'''

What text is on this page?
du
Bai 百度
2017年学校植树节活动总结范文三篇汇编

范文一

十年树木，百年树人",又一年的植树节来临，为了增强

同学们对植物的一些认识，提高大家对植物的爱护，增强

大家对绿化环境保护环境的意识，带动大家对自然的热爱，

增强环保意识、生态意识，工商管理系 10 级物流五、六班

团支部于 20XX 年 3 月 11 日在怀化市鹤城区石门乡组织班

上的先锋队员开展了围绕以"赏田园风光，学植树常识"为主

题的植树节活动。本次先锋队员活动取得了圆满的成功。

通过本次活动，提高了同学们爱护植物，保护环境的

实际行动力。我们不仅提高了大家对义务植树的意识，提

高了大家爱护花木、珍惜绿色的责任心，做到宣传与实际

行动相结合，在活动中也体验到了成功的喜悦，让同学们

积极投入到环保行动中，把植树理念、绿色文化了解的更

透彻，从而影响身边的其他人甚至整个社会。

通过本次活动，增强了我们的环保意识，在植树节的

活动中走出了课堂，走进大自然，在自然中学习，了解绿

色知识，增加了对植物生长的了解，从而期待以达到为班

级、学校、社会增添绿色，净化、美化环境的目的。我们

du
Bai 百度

'''

### Job
Of the lines above, copy each that contains "通过本次活动".

### Response to the exercise
通过本次活动，提高了同学们爱护植物，保护环境的
通过本次活动，增强了我们的环保意识，在植树节的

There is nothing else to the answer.